>> start
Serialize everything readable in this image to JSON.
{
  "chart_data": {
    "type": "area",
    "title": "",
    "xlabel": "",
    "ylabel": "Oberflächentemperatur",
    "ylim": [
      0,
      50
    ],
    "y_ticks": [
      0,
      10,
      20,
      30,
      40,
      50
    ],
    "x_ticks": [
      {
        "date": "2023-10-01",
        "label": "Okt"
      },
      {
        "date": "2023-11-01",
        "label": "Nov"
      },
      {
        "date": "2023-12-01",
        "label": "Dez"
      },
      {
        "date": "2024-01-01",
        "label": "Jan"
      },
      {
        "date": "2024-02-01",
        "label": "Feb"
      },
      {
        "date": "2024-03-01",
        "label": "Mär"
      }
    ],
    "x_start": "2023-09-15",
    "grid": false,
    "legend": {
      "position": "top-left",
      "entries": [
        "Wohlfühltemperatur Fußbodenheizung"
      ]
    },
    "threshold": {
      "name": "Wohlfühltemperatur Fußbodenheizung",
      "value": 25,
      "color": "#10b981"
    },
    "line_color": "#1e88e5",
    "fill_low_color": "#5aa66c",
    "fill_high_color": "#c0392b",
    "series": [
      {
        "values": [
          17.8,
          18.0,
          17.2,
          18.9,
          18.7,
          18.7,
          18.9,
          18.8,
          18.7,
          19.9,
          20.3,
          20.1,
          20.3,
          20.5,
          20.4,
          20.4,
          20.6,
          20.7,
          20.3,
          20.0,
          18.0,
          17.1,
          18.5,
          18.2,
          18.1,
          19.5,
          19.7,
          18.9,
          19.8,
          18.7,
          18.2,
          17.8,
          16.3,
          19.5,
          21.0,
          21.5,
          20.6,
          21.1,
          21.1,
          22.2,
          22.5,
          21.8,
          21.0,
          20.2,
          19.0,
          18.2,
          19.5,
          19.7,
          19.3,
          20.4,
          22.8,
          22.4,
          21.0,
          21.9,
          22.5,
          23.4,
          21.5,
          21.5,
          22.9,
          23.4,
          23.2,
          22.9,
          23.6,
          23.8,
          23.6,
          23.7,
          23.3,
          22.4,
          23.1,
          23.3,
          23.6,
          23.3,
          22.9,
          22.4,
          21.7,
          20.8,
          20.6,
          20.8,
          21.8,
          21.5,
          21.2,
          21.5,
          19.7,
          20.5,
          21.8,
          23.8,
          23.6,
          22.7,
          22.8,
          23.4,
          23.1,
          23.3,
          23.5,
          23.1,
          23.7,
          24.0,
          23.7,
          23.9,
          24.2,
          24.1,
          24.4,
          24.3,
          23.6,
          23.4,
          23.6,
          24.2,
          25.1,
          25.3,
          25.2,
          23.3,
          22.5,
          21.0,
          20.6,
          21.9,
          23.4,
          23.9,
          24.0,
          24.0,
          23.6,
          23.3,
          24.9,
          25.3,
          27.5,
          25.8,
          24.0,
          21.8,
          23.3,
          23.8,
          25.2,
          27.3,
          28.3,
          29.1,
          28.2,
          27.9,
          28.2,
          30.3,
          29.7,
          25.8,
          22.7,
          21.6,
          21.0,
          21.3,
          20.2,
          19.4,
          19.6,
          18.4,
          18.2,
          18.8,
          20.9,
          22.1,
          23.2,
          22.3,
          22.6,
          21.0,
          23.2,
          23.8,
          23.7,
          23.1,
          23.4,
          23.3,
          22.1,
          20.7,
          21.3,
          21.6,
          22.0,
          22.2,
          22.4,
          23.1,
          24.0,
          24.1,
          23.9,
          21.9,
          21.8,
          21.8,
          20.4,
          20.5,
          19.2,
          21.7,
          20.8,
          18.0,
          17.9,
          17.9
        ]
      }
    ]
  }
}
>> end
- **DESCRIPTION OF THE TASK**
Output an exact copy of each record.

- **EXPECTED ANSWER**
Serialize everything readable in this image to JSON.
{
  "chart_data": {
    "type": "area",
    "title": "",
    "xlabel": "",
    "ylabel": "Oberflächentemperatur",
    "ylim": [
      0,
      50
    ],
    "y_ticks": [
      0,
      10,
      20,
      30,
      40,
      50
    ],
    "x_ticks": [
      {
        "date": "2023-10-01",
        "label": "Okt"
      },
      {
        "date": "2023-11-01",
        "label": "Nov"
      },
      {
        "date": "2023-12-01",
        "label": "Dez"
      },
      {
        "date": "2024-01-01",
        "label": "Jan"
      },
      {
        "date": "2024-02-01",
        "label": "Feb"
      },
      {
        "date": "2024-03-01",
        "label": "Mär"
      }
    ],
    "x_start": "2023-09-15",
    "grid": false,
    "legend": {
      "position": "top-left",
      "entries": [
        "Wohlfühltemperatur Fußbodenheizung"
      ]
    },
    "threshold": {
      "name": "Wohlfühltemperatur Fußbodenheizung",
      "value": 25,
      "color": "#10b981"
    },
    "line_color": "#1e88e5",
    "fill_low_color": "#5aa66c",
    "fill_high_color": "#c0392b",
    "series": [
      {
        "values": [
          17.8,
          18.0,
          17.2,
          18.9,
          18.7,
          18.7,
          18.9,
          18.8,
          18.7,
          19.9,
          20.3,
          20.1,
          20.3,
          20.5,
          20.4,
          20.4,
          20.6,
          20.7,
          20.3,
          20.0,
          18.0,
          17.1,
          18.5,
          18.2,
          18.1,
          19.5,
          19.7,
          18.9,
          19.8,
          18.7,
          18.2,
          17.8,
          16.3,
          19.5,
          21.0,
          21.5,
          20.6,
          21.1,
          21.1,
          22.2,
          22.5,
          21.8,
          21.0,
          20.2,
          19.0,
          18.2,
          19.5,
          19.7,
          19.3,
          20.4,
          22.8,
          22.4,
          21.0,
          21.9,
          22.5,
          23.4,
          21.5,
          21.5,
          22.9,
          23.4,
          23.2,
          22.9,
          23.6,
          23.8,
          23.6,
          23.7,
          23.3,
          22.4,
          23.1,
          23.3,
          23.6,
          23.3,
          22.9,
          22.4,
          21.7,
          20.8,
          20.6,
          20.8,
          21.8,
          21.5,
          21.2,
          21.5,
          19.7,
          20.5,
          21.8,
          23.8,
          23.6,
          22.7,
          22.8,
          23.4,
          23.1,
          23.3,
          23.5,
          23.1,
          23.7,
          24.0,
          23.7,
          23.9,
          24.2,
          24.1,
          24.4,
          24.3,
          23.6,
          23.4,
          23.6,
          24.2,
          25.1,
          25.3,
          25.2,
          23.3,
          22.5,
          21.0,
          20.6,
          21.9,
          23.4,
          23.9,
          24.0,
          24.0,
          23.6,
          23.3,
          24.9,
          25.3,
          27.5,
          25.8,
          24.0,
          21.8,
          23.3,
          23.8,
          25.2,
          27.3,
          28.3,
          29.1,
          28.2,
          27.9,
          28.2,
          30.3,
          29.7,
          25.8,
          22.7,
          21.6,
          21.0,
          21.3,
          20.2,
          19.4,
          19.6,
          18.4,
          18.2,
          18.8,
          20.9,
          22.1,
          23.2,
          22.3,
          22.6,
          21.0,
          23.2,
          23.8,
          23.7,
          23.1,
          23.4,
          23.3,
          22.1,
          20.7,
          21.3,
          21.6,
          22.0,
          22.2,
          22.4,
          23.1,
          24.0,
          24.1,
          23.9,
          21.9,
          21.8,
          21.8,
          20.4,
          20.5,
          19.2,
          21.7,
          20.8,
          18.0,
          17.9,
          17.9
        ]
      }
    ]
  }
}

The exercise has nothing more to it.